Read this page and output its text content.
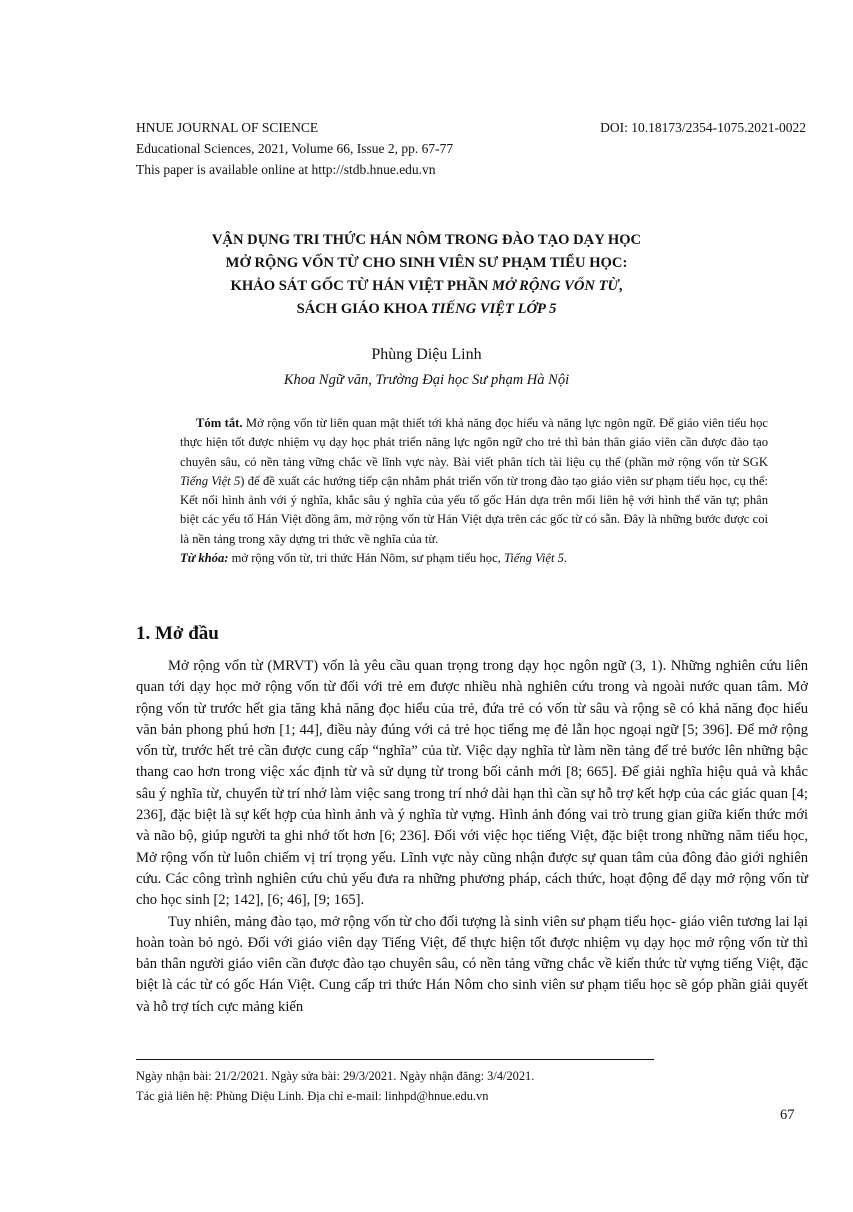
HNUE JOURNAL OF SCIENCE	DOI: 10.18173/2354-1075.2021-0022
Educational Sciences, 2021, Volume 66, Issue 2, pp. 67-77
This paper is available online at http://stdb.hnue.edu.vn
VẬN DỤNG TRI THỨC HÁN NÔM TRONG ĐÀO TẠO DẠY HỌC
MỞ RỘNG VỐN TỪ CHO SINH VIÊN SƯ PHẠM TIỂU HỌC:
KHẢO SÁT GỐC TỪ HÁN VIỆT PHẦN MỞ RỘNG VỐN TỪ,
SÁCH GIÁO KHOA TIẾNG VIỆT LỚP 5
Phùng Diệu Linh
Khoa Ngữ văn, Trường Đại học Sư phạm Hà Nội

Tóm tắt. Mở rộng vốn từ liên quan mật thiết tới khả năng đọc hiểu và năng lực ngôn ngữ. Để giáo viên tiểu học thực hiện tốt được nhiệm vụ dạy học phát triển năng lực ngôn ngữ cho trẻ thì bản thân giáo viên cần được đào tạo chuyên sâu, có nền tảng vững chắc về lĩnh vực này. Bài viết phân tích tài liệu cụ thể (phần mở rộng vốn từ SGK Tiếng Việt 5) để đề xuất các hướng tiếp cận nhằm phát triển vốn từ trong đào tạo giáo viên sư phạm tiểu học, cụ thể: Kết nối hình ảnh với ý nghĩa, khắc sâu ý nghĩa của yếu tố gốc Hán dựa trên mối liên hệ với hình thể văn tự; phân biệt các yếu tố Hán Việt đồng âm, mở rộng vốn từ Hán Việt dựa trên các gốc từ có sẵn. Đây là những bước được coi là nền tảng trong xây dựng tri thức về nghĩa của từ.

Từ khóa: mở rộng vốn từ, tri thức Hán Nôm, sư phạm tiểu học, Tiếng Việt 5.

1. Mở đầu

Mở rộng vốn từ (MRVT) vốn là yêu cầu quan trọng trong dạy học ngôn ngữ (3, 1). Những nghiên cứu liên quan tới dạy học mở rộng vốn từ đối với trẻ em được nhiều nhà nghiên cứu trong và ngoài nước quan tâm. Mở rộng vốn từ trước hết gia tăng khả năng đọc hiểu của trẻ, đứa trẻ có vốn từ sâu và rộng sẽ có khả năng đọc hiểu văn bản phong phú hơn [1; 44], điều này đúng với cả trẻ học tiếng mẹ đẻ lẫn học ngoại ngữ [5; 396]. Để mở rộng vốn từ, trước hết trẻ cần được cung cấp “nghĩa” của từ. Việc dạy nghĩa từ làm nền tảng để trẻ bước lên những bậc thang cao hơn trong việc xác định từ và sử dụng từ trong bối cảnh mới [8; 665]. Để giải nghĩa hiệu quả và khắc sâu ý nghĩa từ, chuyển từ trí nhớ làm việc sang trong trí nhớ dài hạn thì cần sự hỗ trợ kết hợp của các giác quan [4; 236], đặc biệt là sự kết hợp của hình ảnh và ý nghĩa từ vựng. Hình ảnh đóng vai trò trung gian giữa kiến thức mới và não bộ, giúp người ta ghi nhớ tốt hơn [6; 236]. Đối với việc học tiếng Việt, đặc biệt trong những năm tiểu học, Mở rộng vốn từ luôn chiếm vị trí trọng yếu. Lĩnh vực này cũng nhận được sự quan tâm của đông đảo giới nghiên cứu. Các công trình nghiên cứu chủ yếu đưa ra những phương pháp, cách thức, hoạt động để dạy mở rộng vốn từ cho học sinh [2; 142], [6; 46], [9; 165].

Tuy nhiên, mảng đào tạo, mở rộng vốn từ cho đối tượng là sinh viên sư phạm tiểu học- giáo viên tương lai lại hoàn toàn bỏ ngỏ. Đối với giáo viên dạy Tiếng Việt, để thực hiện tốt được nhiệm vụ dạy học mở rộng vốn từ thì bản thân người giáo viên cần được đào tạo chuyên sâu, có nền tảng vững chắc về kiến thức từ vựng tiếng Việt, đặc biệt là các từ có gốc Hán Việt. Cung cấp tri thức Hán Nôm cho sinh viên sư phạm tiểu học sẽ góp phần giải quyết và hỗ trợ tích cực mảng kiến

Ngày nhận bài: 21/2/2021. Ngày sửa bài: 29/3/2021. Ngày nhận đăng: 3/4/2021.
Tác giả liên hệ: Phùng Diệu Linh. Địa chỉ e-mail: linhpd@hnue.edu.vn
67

----

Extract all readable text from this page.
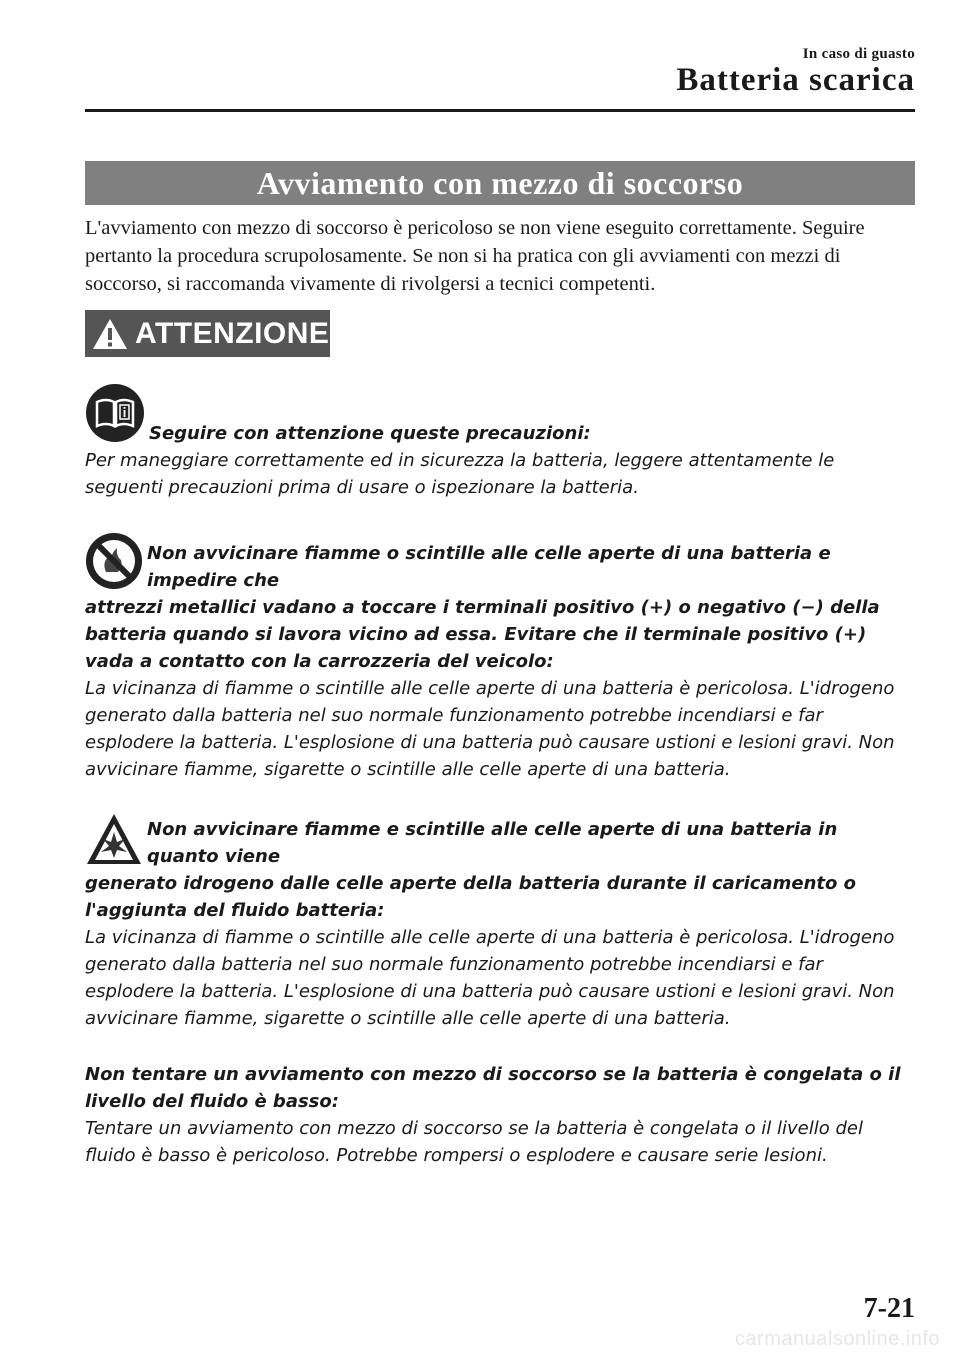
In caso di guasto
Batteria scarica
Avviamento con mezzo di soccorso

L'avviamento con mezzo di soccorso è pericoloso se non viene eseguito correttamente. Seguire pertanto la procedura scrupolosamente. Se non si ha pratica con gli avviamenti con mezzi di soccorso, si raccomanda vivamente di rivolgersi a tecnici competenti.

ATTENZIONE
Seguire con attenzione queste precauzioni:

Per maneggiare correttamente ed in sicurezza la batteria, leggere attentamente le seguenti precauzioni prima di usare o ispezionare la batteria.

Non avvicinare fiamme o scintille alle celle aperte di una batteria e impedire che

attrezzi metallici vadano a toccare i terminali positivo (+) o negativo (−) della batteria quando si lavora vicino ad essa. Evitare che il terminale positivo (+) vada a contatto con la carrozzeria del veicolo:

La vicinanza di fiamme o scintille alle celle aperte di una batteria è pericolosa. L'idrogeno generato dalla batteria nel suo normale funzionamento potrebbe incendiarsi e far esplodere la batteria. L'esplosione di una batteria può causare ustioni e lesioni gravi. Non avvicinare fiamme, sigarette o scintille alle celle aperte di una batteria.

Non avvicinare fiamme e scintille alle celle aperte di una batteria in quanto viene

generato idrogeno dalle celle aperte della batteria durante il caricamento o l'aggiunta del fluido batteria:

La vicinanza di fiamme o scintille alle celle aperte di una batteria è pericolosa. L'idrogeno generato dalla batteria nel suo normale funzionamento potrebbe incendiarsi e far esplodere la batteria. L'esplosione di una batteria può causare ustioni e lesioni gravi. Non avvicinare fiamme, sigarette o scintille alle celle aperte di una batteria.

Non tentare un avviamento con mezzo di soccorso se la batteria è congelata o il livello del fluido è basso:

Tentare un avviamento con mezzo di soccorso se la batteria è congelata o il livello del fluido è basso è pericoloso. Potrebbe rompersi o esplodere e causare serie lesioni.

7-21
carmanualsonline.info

----

## [Exercise]
Gather each line in these records that contains the string "correttamente".

## [Solution to this exercise]
L'avviamento con mezzo di soccorso è pericoloso se non viene eseguito correttamente. Seguire pertanto la procedura scrupolosamente. Se non si ha pratica con gli avviamenti con mezzi di soccorso, si raccomanda vivamente di rivolgersi a tecnici competenti.
Per maneggiare correttamente ed in sicurezza la batteria, leggere attentamente le seguenti precauzioni prima di usare o ispezionare la batteria.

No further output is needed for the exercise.